▸ **To do**:
Copy every line of the records below exactly, leaving the pictures out of your answer.

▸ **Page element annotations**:

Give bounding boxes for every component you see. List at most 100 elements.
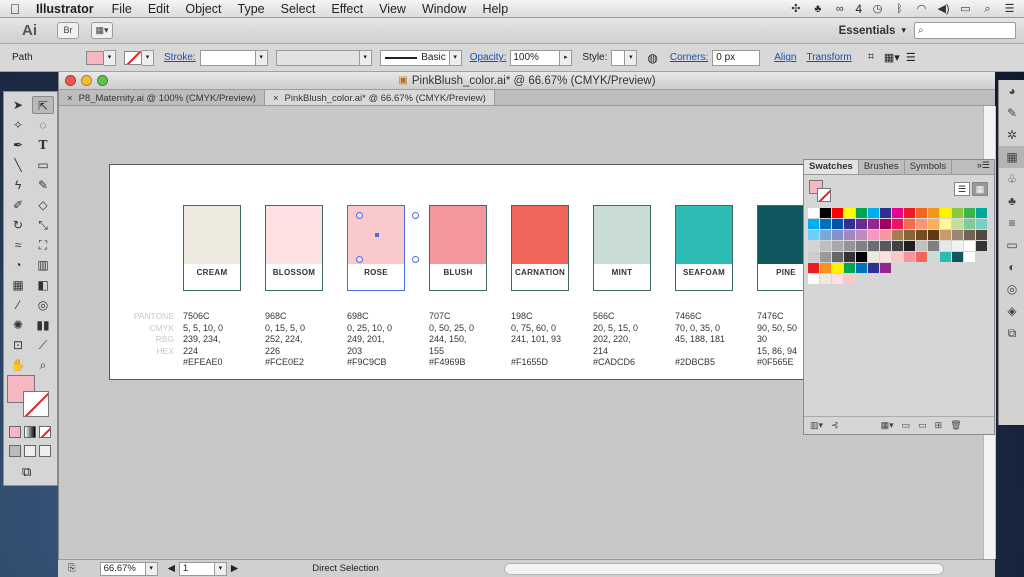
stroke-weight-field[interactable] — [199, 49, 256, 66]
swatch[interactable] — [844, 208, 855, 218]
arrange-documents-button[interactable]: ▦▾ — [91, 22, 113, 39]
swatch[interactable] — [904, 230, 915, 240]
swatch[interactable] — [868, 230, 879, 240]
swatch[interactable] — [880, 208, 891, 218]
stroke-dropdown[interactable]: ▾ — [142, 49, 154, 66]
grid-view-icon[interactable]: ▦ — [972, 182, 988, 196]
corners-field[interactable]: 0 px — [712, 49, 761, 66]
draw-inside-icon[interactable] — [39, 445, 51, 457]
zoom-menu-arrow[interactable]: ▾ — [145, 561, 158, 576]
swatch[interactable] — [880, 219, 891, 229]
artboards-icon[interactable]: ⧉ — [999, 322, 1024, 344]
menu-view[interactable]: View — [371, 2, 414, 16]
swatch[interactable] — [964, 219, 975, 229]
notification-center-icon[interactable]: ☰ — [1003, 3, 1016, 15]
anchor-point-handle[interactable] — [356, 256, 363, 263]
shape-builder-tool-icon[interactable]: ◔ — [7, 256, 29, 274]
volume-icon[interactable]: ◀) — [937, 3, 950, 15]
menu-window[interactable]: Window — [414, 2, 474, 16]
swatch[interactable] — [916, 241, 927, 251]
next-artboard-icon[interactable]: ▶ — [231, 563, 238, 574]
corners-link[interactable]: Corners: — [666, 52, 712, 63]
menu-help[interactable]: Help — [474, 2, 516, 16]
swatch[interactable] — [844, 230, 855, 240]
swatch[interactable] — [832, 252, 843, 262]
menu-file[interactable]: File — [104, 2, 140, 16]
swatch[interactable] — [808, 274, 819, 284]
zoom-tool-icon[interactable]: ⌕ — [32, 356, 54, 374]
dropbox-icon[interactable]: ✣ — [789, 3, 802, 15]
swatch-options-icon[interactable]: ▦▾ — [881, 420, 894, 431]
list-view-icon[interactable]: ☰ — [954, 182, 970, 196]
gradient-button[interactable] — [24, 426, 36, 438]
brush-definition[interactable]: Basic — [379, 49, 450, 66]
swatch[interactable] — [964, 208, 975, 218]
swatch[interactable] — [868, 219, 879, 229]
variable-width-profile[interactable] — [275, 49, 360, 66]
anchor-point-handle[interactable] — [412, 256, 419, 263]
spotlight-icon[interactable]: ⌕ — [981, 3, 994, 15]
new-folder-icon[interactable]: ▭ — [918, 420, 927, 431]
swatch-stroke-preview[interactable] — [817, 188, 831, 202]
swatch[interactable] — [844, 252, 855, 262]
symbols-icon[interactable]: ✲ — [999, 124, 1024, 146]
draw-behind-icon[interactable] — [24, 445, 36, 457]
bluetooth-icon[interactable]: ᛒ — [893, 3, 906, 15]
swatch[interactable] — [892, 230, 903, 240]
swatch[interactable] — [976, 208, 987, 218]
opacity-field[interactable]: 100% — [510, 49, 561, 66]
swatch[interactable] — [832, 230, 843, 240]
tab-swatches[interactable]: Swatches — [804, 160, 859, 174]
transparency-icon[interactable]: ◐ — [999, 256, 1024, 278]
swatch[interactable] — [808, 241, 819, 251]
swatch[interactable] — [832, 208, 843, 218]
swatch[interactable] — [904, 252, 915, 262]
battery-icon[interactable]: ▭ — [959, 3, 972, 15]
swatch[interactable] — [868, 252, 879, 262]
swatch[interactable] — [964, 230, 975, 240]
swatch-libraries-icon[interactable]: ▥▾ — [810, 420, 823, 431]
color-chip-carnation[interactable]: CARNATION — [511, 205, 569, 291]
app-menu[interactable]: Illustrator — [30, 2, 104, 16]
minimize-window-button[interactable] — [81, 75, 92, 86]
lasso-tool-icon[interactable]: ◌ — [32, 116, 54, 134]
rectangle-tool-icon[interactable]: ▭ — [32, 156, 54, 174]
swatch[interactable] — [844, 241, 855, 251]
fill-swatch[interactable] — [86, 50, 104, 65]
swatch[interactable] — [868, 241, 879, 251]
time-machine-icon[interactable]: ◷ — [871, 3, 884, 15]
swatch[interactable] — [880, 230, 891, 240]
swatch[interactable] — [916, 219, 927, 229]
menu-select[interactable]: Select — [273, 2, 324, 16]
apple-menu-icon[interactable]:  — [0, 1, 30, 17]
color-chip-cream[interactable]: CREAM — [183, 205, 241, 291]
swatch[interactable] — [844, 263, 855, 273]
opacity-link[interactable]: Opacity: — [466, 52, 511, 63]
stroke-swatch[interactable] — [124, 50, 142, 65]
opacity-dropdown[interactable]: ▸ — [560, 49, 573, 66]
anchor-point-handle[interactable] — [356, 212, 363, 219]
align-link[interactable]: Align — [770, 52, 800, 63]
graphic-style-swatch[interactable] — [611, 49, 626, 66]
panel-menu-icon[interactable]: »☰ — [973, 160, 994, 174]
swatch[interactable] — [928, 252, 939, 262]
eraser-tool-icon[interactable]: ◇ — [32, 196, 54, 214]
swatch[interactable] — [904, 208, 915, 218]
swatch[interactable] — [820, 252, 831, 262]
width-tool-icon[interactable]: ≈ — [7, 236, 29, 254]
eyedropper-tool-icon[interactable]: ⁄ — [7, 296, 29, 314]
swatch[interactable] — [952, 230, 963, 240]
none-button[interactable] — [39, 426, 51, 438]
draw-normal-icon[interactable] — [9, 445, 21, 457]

▸ **Answer**:
Give bounding boxes for every component you see. List at most 100 elements.
stroke-weight-field[interactable] — [199, 49, 256, 66]
swatch[interactable] — [844, 208, 855, 218]
arrange-documents-button[interactable]: ▦▾ — [91, 22, 113, 39]
swatch[interactable] — [904, 230, 915, 240]
swatch[interactable] — [868, 230, 879, 240]
swatch[interactable] — [880, 208, 891, 218]
stroke-dropdown[interactable]: ▾ — [142, 49, 154, 66]
grid-view-icon[interactable]: ▦ — [972, 182, 988, 196]
corners-field[interactable]: 0 px — [712, 49, 761, 66]
draw-inside-icon[interactable] — [39, 445, 51, 457]
zoom-menu-arrow[interactable]: ▾ — [145, 561, 158, 576]
swatch[interactable] — [880, 219, 891, 229]
artboards-icon[interactable]: ⧉ — [999, 322, 1024, 344]
menu-view[interactable]: View — [371, 2, 414, 16]
swatch[interactable] — [964, 219, 975, 229]
notification-center-icon[interactable]: ☰ — [1003, 3, 1016, 15]
anchor-point-handle[interactable] — [356, 256, 363, 263]
shape-builder-tool-icon[interactable]: ◔ — [7, 256, 29, 274]
volume-icon[interactable]: ◀) — [937, 3, 950, 15]
menu-window[interactable]: Window — [414, 2, 474, 16]
swatch[interactable] — [916, 241, 927, 251]
next-artboard-icon[interactable]: ▶ — [231, 563, 238, 574]
corners-link[interactable]: Corners: — [666, 52, 712, 63]
menu-help[interactable]: Help — [474, 2, 516, 16]
swatch[interactable] — [844, 230, 855, 240]
swatch[interactable] — [832, 252, 843, 262]
menu-file[interactable]: File — [104, 2, 140, 16]
swatch[interactable] — [808, 274, 819, 284]
zoom-tool-icon[interactable]: ⌕ — [32, 356, 54, 374]
dropbox-icon[interactable]: ✣ — [789, 3, 802, 15]
swatch-options-icon[interactable]: ▦▾ — [881, 420, 894, 431]
list-view-icon[interactable]: ☰ — [954, 182, 970, 196]
gradient-button[interactable] — [24, 426, 36, 438]
brush-definition[interactable]: Basic — [379, 49, 450, 66]
swatch[interactable] — [964, 208, 975, 218]
swatch[interactable] — [868, 219, 879, 229]
variable-width-profile[interactable] — [275, 49, 360, 66]
anchor-point-handle[interactable] — [412, 256, 419, 263]
spotlight-icon[interactable]: ⌕ — [981, 3, 994, 15]
new-folder-icon[interactable]: ▭ — [918, 420, 927, 431]
swatch-stroke-preview[interactable] — [817, 188, 831, 202]
swatch[interactable] — [844, 252, 855, 262]
symbols-icon[interactable]: ✲ — [999, 124, 1024, 146]
draw-behind-icon[interactable] — [24, 445, 36, 457]
bluetooth-icon[interactable]: ᛒ — [893, 3, 906, 15]
swatch[interactable] — [892, 230, 903, 240]
swatch[interactable] — [976, 208, 987, 218]
opacity-field[interactable]: 100% — [510, 49, 561, 66]
swatch[interactable] — [832, 230, 843, 240]
tab-swatches[interactable]: Swatches — [804, 160, 859, 174]
transparency-icon[interactable]: ◐ — [999, 256, 1024, 278]
swatch[interactable] — [808, 241, 819, 251]
swatch[interactable] — [832, 208, 843, 218]
swatch[interactable] — [904, 252, 915, 262]
battery-icon[interactable]: ▭ — [959, 3, 972, 15]
swatch[interactable] — [868, 252, 879, 262]
swatch[interactable] — [964, 230, 975, 240]
swatch-libraries-icon[interactable]: ▥▾ — [810, 420, 823, 431]
color-chip-carnation[interactable]: CARNATION — [511, 205, 569, 291]
app-menu[interactable]: Illustrator — [30, 2, 104, 16]
minimize-window-button[interactable] — [81, 75, 92, 86]
lasso-tool-icon[interactable]: ◌ — [32, 116, 54, 134]
rectangle-tool-icon[interactable]: ▭ — [32, 156, 54, 174]
swatch[interactable] — [844, 241, 855, 251]
fill-swatch[interactable] — [86, 50, 104, 65]
swatch[interactable] — [868, 241, 879, 251]
time-machine-icon[interactable]: ◷ — [871, 3, 884, 15]
swatch[interactable] — [880, 230, 891, 240]
swatch[interactable] — [916, 219, 927, 229]
menu-select[interactable]: Select — [273, 2, 324, 16]
apple-menu-icon[interactable]:  — [0, 1, 30, 17]
color-chip-cream[interactable]: CREAM — [183, 205, 241, 291]
swatch[interactable] — [844, 263, 855, 273]
opacity-link[interactable]: Opacity: — [466, 52, 511, 63]
stroke-swatch[interactable] — [124, 50, 142, 65]
opacity-dropdown[interactable]: ▸ — [560, 49, 573, 66]
anchor-point-handle[interactable] — [356, 212, 363, 219]
align-link[interactable]: Align — [770, 52, 800, 63]
graphic-style-swatch[interactable] — [611, 49, 626, 66]
panel-menu-icon[interactable]: »☰ — [973, 160, 994, 174]
swatch[interactable] — [928, 252, 939, 262]
eraser-tool-icon[interactable]: ◇ — [32, 196, 54, 214]
swatch[interactable] — [904, 208, 915, 218]
swatch[interactable] — [820, 252, 831, 262]
width-tool-icon[interactable]: ≈ — [7, 236, 29, 254]
eyedropper-tool-icon[interactable]: ⁄ — [7, 296, 29, 314]
swatch[interactable] — [952, 230, 963, 240]
none-button[interactable] — [39, 426, 51, 438]
draw-normal-icon[interactable] — [9, 445, 21, 457]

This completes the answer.